Output all of the entries below precisely as written.

(Records)
# # # # # # #
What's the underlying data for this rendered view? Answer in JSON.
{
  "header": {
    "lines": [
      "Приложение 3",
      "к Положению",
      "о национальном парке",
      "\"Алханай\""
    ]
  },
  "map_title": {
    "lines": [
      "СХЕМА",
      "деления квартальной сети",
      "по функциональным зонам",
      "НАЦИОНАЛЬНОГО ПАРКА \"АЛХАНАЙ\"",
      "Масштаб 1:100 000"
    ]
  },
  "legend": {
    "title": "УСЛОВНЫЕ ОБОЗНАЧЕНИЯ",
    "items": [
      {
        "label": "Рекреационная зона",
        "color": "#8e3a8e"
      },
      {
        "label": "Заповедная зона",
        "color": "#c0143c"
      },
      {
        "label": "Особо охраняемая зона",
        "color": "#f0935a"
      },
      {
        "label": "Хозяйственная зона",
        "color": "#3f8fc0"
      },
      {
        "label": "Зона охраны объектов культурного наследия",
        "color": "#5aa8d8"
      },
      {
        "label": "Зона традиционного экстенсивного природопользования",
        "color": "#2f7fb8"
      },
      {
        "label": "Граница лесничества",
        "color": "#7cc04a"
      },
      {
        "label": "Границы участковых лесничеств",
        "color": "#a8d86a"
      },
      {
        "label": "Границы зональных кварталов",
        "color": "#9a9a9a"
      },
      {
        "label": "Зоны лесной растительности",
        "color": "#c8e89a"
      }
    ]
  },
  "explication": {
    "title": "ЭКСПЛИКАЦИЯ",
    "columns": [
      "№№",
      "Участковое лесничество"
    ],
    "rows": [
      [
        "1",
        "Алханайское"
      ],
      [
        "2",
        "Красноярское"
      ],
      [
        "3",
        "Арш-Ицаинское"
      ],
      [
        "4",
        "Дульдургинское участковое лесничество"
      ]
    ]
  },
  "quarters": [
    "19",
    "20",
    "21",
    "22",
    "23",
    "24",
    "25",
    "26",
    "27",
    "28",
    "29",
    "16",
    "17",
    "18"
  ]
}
# # # # # # #
**REPLY TO THE EXERCISE**
What's the underlying data for this rendered view? Answer in JSON.
{
  "header": {
    "lines": [
      "Приложение 3",
      "к Положению",
      "о национальном парке",
      "\"Алханай\""
    ]
  },
  "map_title": {
    "lines": [
      "СХЕМА",
      "деления квартальной сети",
      "по функциональным зонам",
      "НАЦИОНАЛЬНОГО ПАРКА \"АЛХАНАЙ\"",
      "Масштаб 1:100 000"
    ]
  },
  "legend": {
    "title": "УСЛОВНЫЕ ОБОЗНАЧЕНИЯ",
    "items": [
      {
        "label": "Рекреационная зона",
        "color": "#8e3a8e"
      },
      {
        "label": "Заповедная зона",
        "color": "#c0143c"
      },
      {
        "label": "Особо охраняемая зона",
        "color": "#f0935a"
      },
      {
        "label": "Хозяйственная зона",
        "color": "#3f8fc0"
      },
      {
        "label": "Зона охраны объектов культурного наследия",
        "color": "#5aa8d8"
      },
      {
        "label": "Зона традиционного экстенсивного природопользования",
        "color": "#2f7fb8"
      },
      {
        "label": "Граница лесничества",
        "color": "#7cc04a"
      },
      {
        "label": "Границы участковых лесничеств",
        "color": "#a8d86a"
      },
      {
        "label": "Границы зональных кварталов",
        "color": "#9a9a9a"
      },
      {
        "label": "Зоны лесной растительности",
        "color": "#c8e89a"
      }
    ]
  },
  "explication": {
    "title": "ЭКСПЛИКАЦИЯ",
    "columns": [
      "№№",
      "Участковое лесничество"
    ],
    "rows": [
      [
        "1",
        "Алханайское"
      ],
      [
        "2",
        "Красноярское"
      ],
      [
        "3",
        "Арш-Ицаинское"
      ],
      [
        "4",
        "Дульдургинское участковое лесничество"
      ]
    ]
  },
  "quarters": [
    "19",
    "20",
    "21",
    "22",
    "23",
    "24",
    "25",
    "26",
    "27",
    "28",
    "29",
    "16",
    "17",
    "18"
  ]
}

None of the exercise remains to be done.